▶ _SHORT TASK_
Find the lines holding the string "Cortex" in the data, then copy all of them.

▶ _INPUT_

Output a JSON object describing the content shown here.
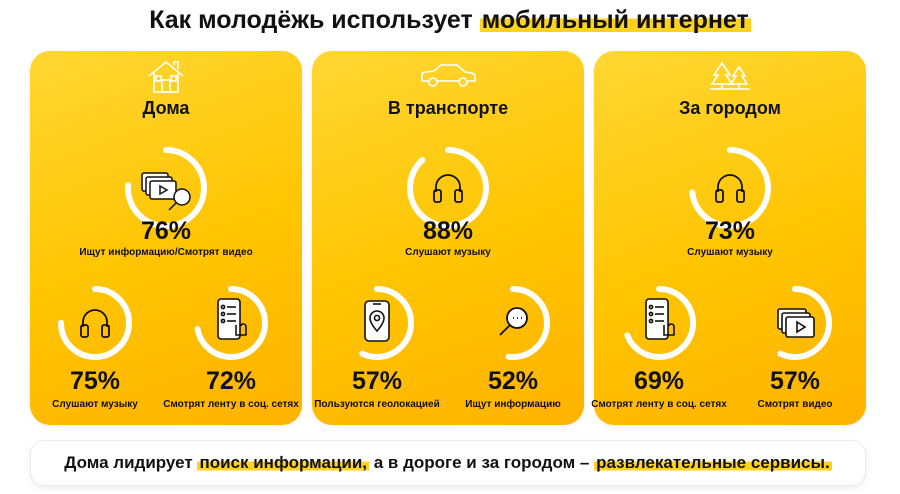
{
  "header": {
    "title_part1": "Как молодёжь использует ",
    "title_highlight": "мобильный интернет"
  },
  "colors": {
    "accent": "#ffc400",
    "ring": "#ffffff",
    "text": "#111111"
  },
  "cards": [
    {
      "title": "Дома",
      "icon": "house-icon",
      "main": {
        "percent": "76%",
        "label": "Ищут информацию/Смотрят видео",
        "icon": "video-search-icon",
        "value": 0.76
      },
      "left": {
        "percent": "75%",
        "label": "Слушают музыку",
        "icon": "headphones-icon",
        "value": 0.75
      },
      "right": {
        "percent": "72%",
        "label": "Смотрят ленту в соц. сетях",
        "icon": "phone-feed-icon",
        "value": 0.72
      }
    },
    {
      "title": "В транспорте",
      "icon": "car-icon",
      "main": {
        "percent": "88%",
        "label": "Слушают музыку",
        "icon": "headphones-icon",
        "value": 0.88
      },
      "left": {
        "percent": "57%",
        "label": "Пользуются геолокацией",
        "icon": "phone-location-icon",
        "value": 0.57
      },
      "right": {
        "percent": "52%",
        "label": "Ищут информацию",
        "icon": "magnifier-icon",
        "value": 0.52
      }
    },
    {
      "title": "За городом",
      "icon": "trees-icon",
      "main": {
        "percent": "73%",
        "label": "Слушают музыку",
        "icon": "headphones-icon",
        "value": 0.73
      },
      "left": {
        "percent": "69%",
        "label": "Смотрят ленту в соц. сетях",
        "icon": "phone-feed-icon",
        "value": 0.69
      },
      "right": {
        "percent": "57%",
        "label": "Смотрят видео",
        "icon": "video-icon",
        "value": 0.57
      }
    }
  ],
  "footer": {
    "part1": "Дома лидирует ",
    "highlight1": "поиск информации,",
    "part2": " а в дороге и за городом – ",
    "highlight2": "развлекательные сервисы."
  }
}
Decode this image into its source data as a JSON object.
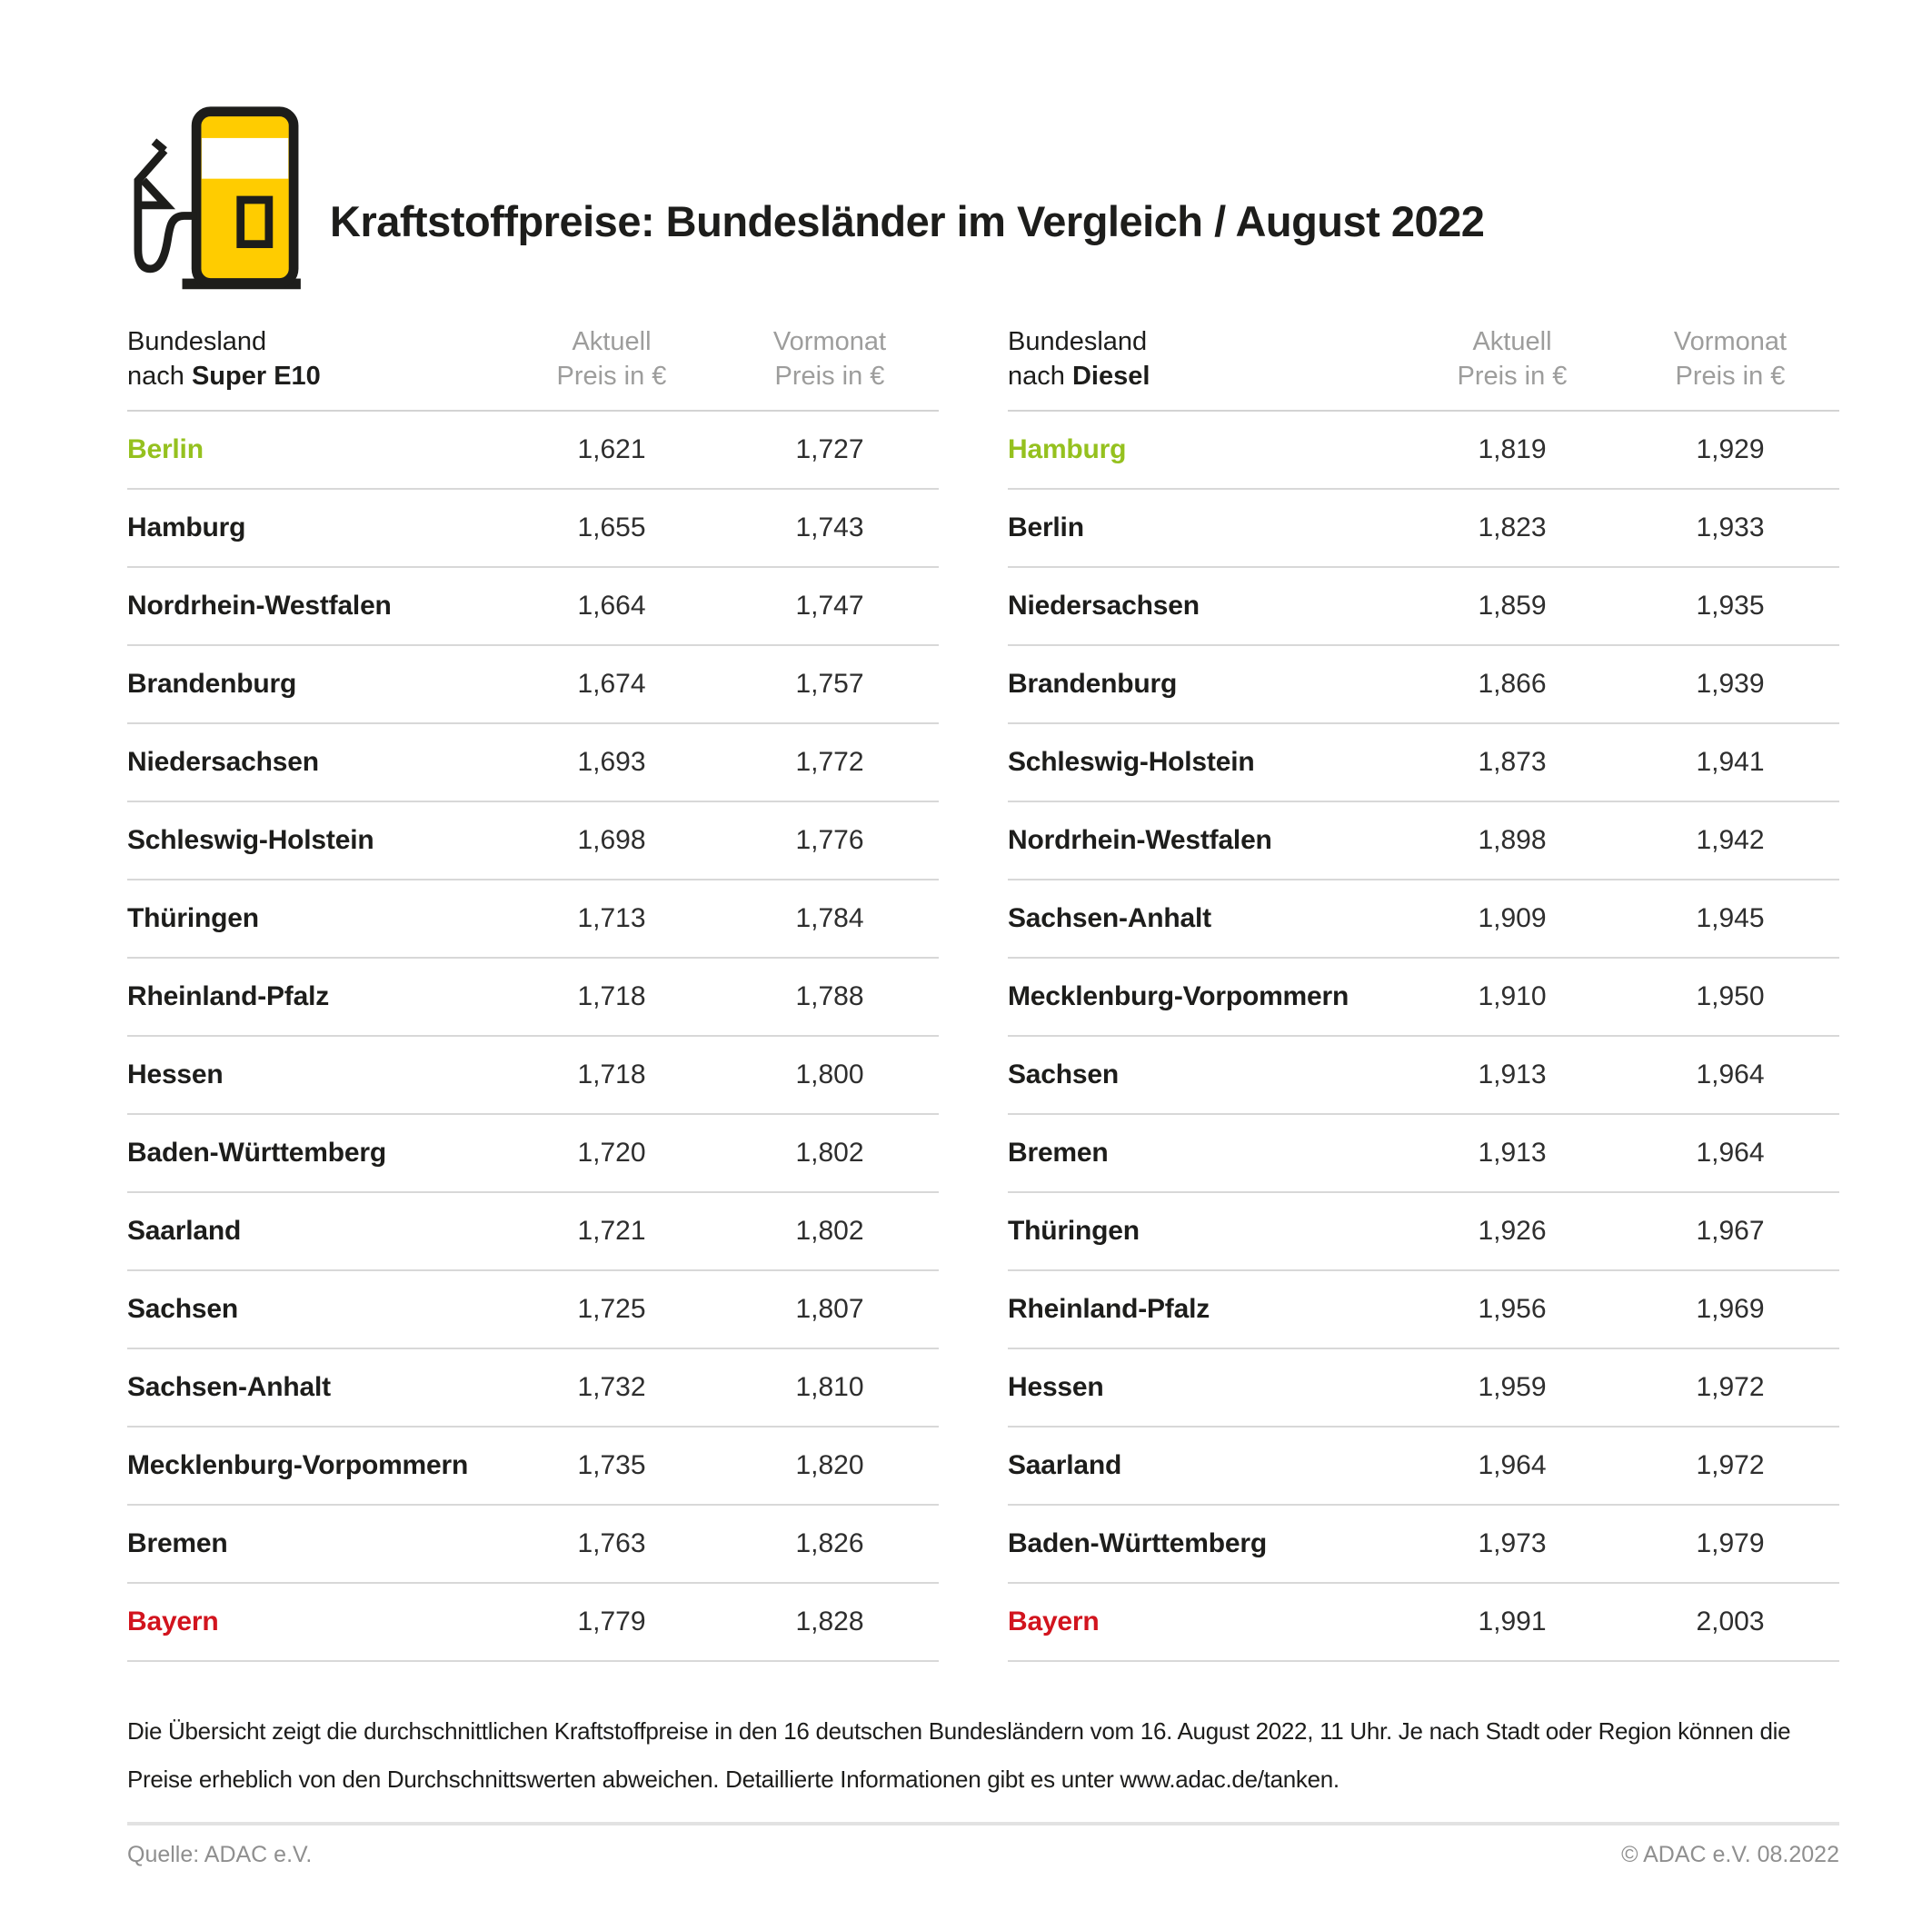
{
  "title": "Kraftstoffpreise: Bundesländer im Vergleich / August 2022",
  "icon": "fuel-pump-icon",
  "colors": {
    "pump_yellow": "#FFCC00",
    "outline_black": "#1d1d1b",
    "highlight_green": "#95C11F",
    "highlight_red": "#D2141E",
    "header_gray": "#9D9D9C",
    "divider_gray": "#D8D8D8"
  },
  "chart_data": {
    "type": "table",
    "tables": [
      {
        "name": "Super E10",
        "columns": {
          "land_line1": "Bundesland",
          "land_prefix": "nach ",
          "land_fuel": "Super E10",
          "current_line1": "Aktuell",
          "current_line2": "Preis in €",
          "previous_line1": "Vormonat",
          "previous_line2": "Preis in €"
        },
        "rows": [
          {
            "land": "Berlin",
            "aktuell": "1,621",
            "vormonat": "1,727",
            "highlight": "green"
          },
          {
            "land": "Hamburg",
            "aktuell": "1,655",
            "vormonat": "1,743"
          },
          {
            "land": "Nordrhein-Westfalen",
            "aktuell": "1,664",
            "vormonat": "1,747"
          },
          {
            "land": "Brandenburg",
            "aktuell": "1,674",
            "vormonat": "1,757"
          },
          {
            "land": "Niedersachsen",
            "aktuell": "1,693",
            "vormonat": "1,772"
          },
          {
            "land": "Schleswig-Holstein",
            "aktuell": "1,698",
            "vormonat": "1,776"
          },
          {
            "land": "Thüringen",
            "aktuell": "1,713",
            "vormonat": "1,784"
          },
          {
            "land": "Rheinland-Pfalz",
            "aktuell": "1,718",
            "vormonat": "1,788"
          },
          {
            "land": "Hessen",
            "aktuell": "1,718",
            "vormonat": "1,800"
          },
          {
            "land": "Baden-Württemberg",
            "aktuell": "1,720",
            "vormonat": "1,802"
          },
          {
            "land": "Saarland",
            "aktuell": "1,721",
            "vormonat": "1,802"
          },
          {
            "land": "Sachsen",
            "aktuell": "1,725",
            "vormonat": "1,807"
          },
          {
            "land": "Sachsen-Anhalt",
            "aktuell": "1,732",
            "vormonat": "1,810"
          },
          {
            "land": "Mecklenburg-Vorpommern",
            "aktuell": "1,735",
            "vormonat": "1,820"
          },
          {
            "land": "Bremen",
            "aktuell": "1,763",
            "vormonat": "1,826"
          },
          {
            "land": "Bayern",
            "aktuell": "1,779",
            "vormonat": "1,828",
            "highlight": "red"
          }
        ]
      },
      {
        "name": "Diesel",
        "columns": {
          "land_line1": "Bundesland",
          "land_prefix": "nach ",
          "land_fuel": "Diesel",
          "current_line1": "Aktuell",
          "current_line2": "Preis in €",
          "previous_line1": "Vormonat",
          "previous_line2": "Preis in €"
        },
        "rows": [
          {
            "land": "Hamburg",
            "aktuell": "1,819",
            "vormonat": "1,929",
            "highlight": "green"
          },
          {
            "land": "Berlin",
            "aktuell": "1,823",
            "vormonat": "1,933"
          },
          {
            "land": "Niedersachsen",
            "aktuell": "1,859",
            "vormonat": "1,935"
          },
          {
            "land": "Brandenburg",
            "aktuell": "1,866",
            "vormonat": "1,939"
          },
          {
            "land": "Schleswig-Holstein",
            "aktuell": "1,873",
            "vormonat": "1,941"
          },
          {
            "land": "Nordrhein-Westfalen",
            "aktuell": "1,898",
            "vormonat": "1,942"
          },
          {
            "land": "Sachsen-Anhalt",
            "aktuell": "1,909",
            "vormonat": "1,945"
          },
          {
            "land": "Mecklenburg-Vorpommern",
            "aktuell": "1,910",
            "vormonat": "1,950"
          },
          {
            "land": "Sachsen",
            "aktuell": "1,913",
            "vormonat": "1,964"
          },
          {
            "land": "Bremen",
            "aktuell": "1,913",
            "vormonat": "1,964"
          },
          {
            "land": "Thüringen",
            "aktuell": "1,926",
            "vormonat": "1,967"
          },
          {
            "land": "Rheinland-Pfalz",
            "aktuell": "1,956",
            "vormonat": "1,969"
          },
          {
            "land": "Hessen",
            "aktuell": "1,959",
            "vormonat": "1,972"
          },
          {
            "land": "Saarland",
            "aktuell": "1,964",
            "vormonat": "1,972"
          },
          {
            "land": "Baden-Württemberg",
            "aktuell": "1,973",
            "vormonat": "1,979"
          },
          {
            "land": "Bayern",
            "aktuell": "1,991",
            "vormonat": "2,003",
            "highlight": "red"
          }
        ]
      }
    ]
  },
  "footnote_lines": [
    "Die Übersicht zeigt die durchschnittlichen Kraftstoffpreise in den 16 deutschen Bundesländern vom 16. August 2022, 11 Uhr. Je nach Stadt oder Region können die",
    "Preise erheblich von den Durchschnittswerten abweichen. Detaillierte Informationen gibt es unter www.adac.de/tanken."
  ],
  "footer": {
    "source": "Quelle: ADAC e.V.",
    "copyright": "© ADAC e.V. 08.2022"
  }
}
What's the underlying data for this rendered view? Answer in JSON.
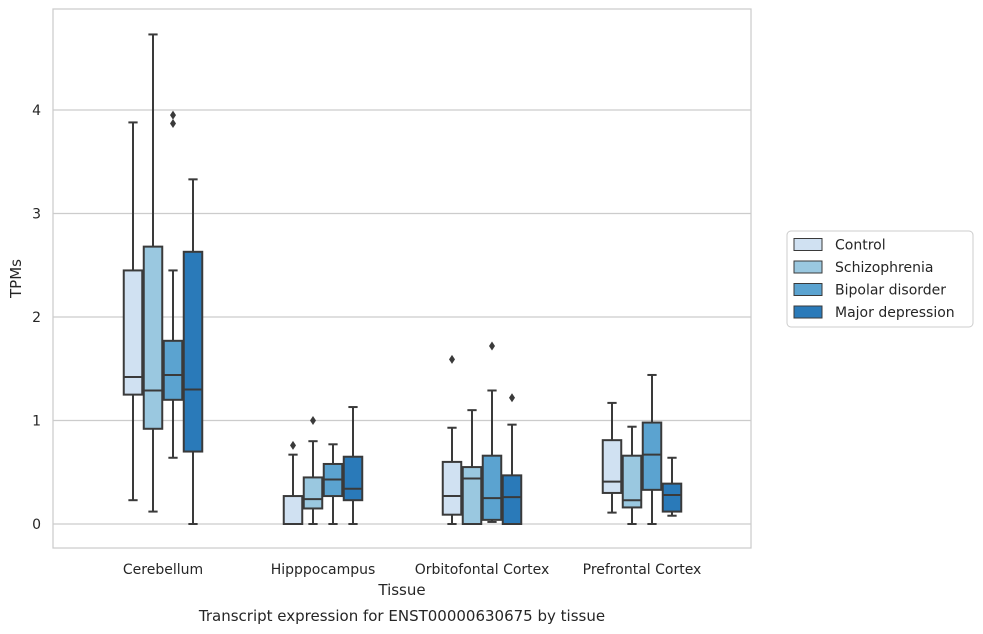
{
  "chart_data": {
    "type": "box",
    "caption": "Transcript expression for ENST00000630675 by tissue",
    "xlabel": "Tissue",
    "ylabel": "TPMs",
    "ylim": [
      -0.23,
      4.98
    ],
    "yticks": [
      0,
      1,
      2,
      3,
      4
    ],
    "grid": "horizontal",
    "legend_position": "right",
    "categories": [
      "Cerebellum",
      "Hipppocampus",
      "Orbitofontal Cortex",
      "Prefrontal Cortex"
    ],
    "series": [
      {
        "name": "Control",
        "color": "#d0e1f2",
        "boxes": [
          {
            "whislo": 0.23,
            "q1": 1.25,
            "med": 1.42,
            "q3": 2.45,
            "whishi": 3.88,
            "fliers": []
          },
          {
            "whislo": 0.0,
            "q1": 0.0,
            "med": 0.0,
            "q3": 0.27,
            "whishi": 0.67,
            "fliers": [
              0.76
            ]
          },
          {
            "whislo": 0.0,
            "q1": 0.09,
            "med": 0.27,
            "q3": 0.6,
            "whishi": 0.93,
            "fliers": [
              1.59
            ]
          },
          {
            "whislo": 0.11,
            "q1": 0.3,
            "med": 0.41,
            "q3": 0.81,
            "whishi": 1.17,
            "fliers": []
          }
        ]
      },
      {
        "name": "Schizophrenia",
        "color": "#9ac8e0",
        "boxes": [
          {
            "whislo": 0.12,
            "q1": 0.92,
            "med": 1.29,
            "q3": 2.68,
            "whishi": 4.73,
            "fliers": []
          },
          {
            "whislo": 0.0,
            "q1": 0.15,
            "med": 0.24,
            "q3": 0.45,
            "whishi": 0.8,
            "fliers": [
              1.0
            ]
          },
          {
            "whislo": 0.0,
            "q1": 0.0,
            "med": 0.44,
            "q3": 0.55,
            "whishi": 1.1,
            "fliers": []
          },
          {
            "whislo": 0.0,
            "q1": 0.16,
            "med": 0.23,
            "q3": 0.66,
            "whishi": 0.94,
            "fliers": []
          }
        ]
      },
      {
        "name": "Bipolar disorder",
        "color": "#5ba3d0",
        "boxes": [
          {
            "whislo": 0.64,
            "q1": 1.2,
            "med": 1.44,
            "q3": 1.77,
            "whishi": 2.45,
            "fliers": [
              3.87,
              3.95
            ]
          },
          {
            "whislo": 0.0,
            "q1": 0.27,
            "med": 0.43,
            "q3": 0.58,
            "whishi": 0.77,
            "fliers": []
          },
          {
            "whislo": 0.02,
            "q1": 0.04,
            "med": 0.25,
            "q3": 0.66,
            "whishi": 1.29,
            "fliers": [
              1.72
            ]
          },
          {
            "whislo": 0.0,
            "q1": 0.33,
            "med": 0.67,
            "q3": 0.98,
            "whishi": 1.44,
            "fliers": []
          }
        ]
      },
      {
        "name": "Major depression",
        "color": "#2a7ab9",
        "boxes": [
          {
            "whislo": 0.0,
            "q1": 0.7,
            "med": 1.3,
            "q3": 2.63,
            "whishi": 3.33,
            "fliers": []
          },
          {
            "whislo": 0.0,
            "q1": 0.23,
            "med": 0.34,
            "q3": 0.65,
            "whishi": 1.13,
            "fliers": []
          },
          {
            "whislo": 0.0,
            "q1": 0.0,
            "med": 0.26,
            "q3": 0.47,
            "whishi": 0.96,
            "fliers": [
              1.22
            ]
          },
          {
            "whislo": 0.08,
            "q1": 0.12,
            "med": 0.28,
            "q3": 0.39,
            "whishi": 0.64,
            "fliers": []
          }
        ]
      }
    ]
  },
  "colors": {
    "edge": "#3a3a3a",
    "grid": "#cccccc",
    "frame": "#cccccc"
  }
}
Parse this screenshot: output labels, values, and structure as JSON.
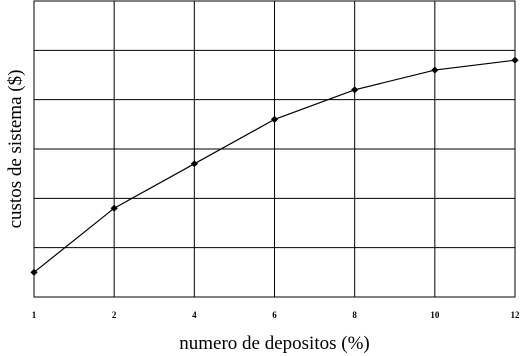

▶ _FINISHED EXERCISE_
      "Orbitofontal Cortex",
      "Prefrontal Cortex"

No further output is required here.